- **WRITTEN REQUEST**: Report how many lines of the listing below include the word "complex". Give nothing but the number.

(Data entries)
********
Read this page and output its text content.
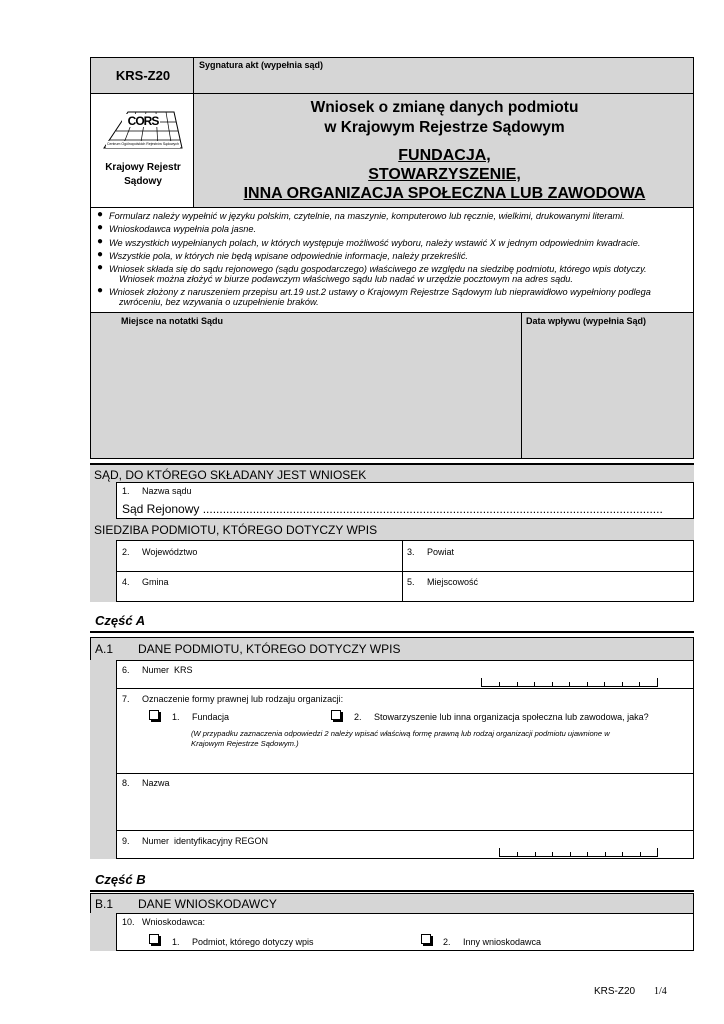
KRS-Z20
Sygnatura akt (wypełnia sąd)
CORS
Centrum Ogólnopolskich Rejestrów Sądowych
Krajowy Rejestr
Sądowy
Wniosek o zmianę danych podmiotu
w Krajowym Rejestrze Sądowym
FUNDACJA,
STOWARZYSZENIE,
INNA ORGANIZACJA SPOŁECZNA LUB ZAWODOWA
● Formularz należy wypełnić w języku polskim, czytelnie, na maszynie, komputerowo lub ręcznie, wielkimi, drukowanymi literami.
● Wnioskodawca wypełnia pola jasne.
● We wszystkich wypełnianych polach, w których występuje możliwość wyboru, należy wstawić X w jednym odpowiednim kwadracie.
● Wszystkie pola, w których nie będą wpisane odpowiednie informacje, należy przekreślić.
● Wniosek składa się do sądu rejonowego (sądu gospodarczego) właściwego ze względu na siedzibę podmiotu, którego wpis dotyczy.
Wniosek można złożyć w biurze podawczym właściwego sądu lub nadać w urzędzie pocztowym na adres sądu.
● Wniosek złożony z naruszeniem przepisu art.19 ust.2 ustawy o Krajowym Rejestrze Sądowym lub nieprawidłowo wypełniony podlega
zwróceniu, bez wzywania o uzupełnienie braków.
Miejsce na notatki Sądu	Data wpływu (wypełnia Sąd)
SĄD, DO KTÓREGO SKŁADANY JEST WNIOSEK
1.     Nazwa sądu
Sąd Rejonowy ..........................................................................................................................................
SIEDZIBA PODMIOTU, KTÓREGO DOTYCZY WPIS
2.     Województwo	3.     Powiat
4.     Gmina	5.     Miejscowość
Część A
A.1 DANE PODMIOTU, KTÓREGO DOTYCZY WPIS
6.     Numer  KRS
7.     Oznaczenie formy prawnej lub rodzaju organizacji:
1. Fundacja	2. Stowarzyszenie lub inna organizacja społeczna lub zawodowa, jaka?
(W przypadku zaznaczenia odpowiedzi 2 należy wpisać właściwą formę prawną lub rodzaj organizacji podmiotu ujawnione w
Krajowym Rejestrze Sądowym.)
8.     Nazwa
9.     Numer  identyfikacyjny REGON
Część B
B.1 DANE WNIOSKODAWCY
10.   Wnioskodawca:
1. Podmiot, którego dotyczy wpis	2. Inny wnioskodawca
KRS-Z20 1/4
********
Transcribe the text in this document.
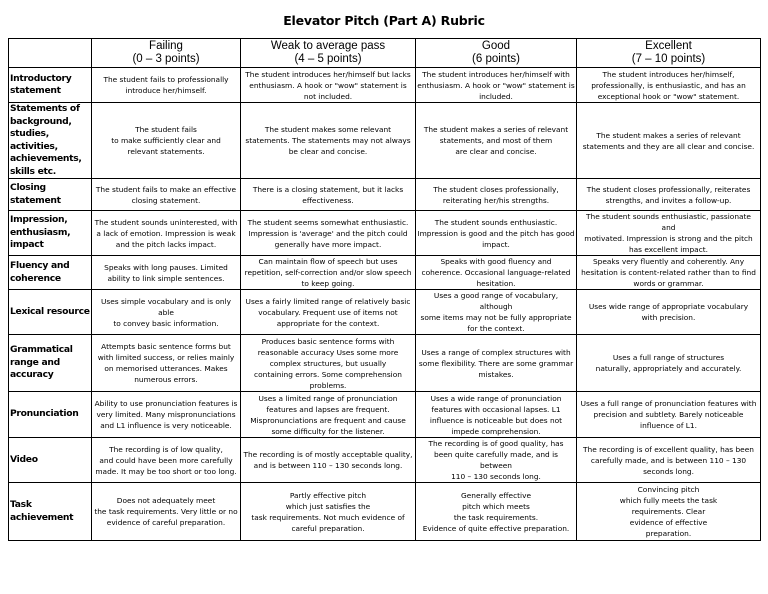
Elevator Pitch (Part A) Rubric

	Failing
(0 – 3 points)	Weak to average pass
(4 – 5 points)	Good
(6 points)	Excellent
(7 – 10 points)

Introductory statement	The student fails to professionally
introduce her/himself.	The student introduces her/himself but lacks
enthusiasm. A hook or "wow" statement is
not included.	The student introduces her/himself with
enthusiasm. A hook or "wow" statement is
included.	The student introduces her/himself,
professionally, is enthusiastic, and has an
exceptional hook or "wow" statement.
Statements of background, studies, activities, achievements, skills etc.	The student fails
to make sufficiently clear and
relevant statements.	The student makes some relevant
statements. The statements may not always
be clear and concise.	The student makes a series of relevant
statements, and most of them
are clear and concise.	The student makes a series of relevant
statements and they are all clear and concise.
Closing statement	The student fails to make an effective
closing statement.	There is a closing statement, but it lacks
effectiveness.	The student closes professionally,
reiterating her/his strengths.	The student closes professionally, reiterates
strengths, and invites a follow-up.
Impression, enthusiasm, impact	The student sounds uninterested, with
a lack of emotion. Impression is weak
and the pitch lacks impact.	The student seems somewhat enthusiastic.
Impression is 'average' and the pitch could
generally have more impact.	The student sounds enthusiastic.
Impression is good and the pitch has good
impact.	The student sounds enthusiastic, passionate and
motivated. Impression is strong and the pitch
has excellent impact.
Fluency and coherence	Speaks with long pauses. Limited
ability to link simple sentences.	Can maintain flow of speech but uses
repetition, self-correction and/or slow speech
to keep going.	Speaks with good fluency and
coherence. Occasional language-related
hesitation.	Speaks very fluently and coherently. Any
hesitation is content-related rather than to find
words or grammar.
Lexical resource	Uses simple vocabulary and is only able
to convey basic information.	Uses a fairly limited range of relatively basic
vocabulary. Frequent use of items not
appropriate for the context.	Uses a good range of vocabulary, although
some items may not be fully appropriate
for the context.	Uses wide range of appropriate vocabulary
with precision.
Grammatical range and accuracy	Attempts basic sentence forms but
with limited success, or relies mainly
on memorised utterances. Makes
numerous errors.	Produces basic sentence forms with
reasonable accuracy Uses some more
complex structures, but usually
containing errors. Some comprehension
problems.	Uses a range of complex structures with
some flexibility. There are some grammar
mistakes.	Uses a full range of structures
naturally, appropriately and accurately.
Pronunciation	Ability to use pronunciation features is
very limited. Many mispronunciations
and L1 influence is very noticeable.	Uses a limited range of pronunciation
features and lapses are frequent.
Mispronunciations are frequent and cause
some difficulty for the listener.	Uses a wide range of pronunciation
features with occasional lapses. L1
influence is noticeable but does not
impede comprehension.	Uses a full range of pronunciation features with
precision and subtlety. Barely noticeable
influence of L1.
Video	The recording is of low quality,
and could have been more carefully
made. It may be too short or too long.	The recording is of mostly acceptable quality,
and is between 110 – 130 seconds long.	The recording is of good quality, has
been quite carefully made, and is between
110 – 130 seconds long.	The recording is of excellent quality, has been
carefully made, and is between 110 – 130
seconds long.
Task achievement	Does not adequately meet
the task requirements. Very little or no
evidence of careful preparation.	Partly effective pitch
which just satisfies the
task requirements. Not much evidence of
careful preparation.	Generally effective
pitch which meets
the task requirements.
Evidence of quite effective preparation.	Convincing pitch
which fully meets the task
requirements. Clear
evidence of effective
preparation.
********
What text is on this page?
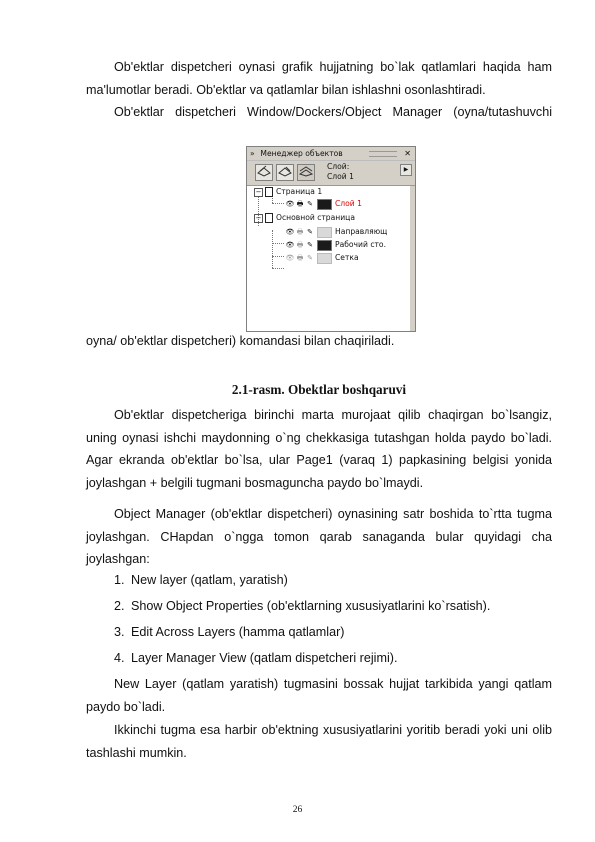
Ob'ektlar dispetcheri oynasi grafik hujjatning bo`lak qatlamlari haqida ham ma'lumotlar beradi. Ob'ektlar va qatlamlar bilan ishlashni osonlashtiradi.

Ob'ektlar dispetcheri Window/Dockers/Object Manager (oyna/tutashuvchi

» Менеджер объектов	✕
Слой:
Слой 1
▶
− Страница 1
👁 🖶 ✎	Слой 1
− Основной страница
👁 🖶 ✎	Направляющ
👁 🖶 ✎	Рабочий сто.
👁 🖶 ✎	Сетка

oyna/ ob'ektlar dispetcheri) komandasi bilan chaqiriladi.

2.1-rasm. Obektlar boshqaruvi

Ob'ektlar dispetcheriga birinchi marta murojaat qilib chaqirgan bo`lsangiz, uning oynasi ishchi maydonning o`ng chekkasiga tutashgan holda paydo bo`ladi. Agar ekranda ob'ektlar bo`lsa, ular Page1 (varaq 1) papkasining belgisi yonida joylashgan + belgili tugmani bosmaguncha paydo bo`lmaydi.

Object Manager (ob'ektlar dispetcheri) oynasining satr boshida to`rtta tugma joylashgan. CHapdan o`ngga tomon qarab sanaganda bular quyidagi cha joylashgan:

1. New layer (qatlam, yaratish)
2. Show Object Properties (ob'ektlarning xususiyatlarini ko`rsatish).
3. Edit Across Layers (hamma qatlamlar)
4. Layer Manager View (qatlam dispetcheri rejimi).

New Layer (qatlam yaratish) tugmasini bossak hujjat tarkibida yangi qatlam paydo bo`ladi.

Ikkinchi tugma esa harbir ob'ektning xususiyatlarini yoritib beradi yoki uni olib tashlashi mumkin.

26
********
- **SOLUTION TO THE EXERCISE**: 2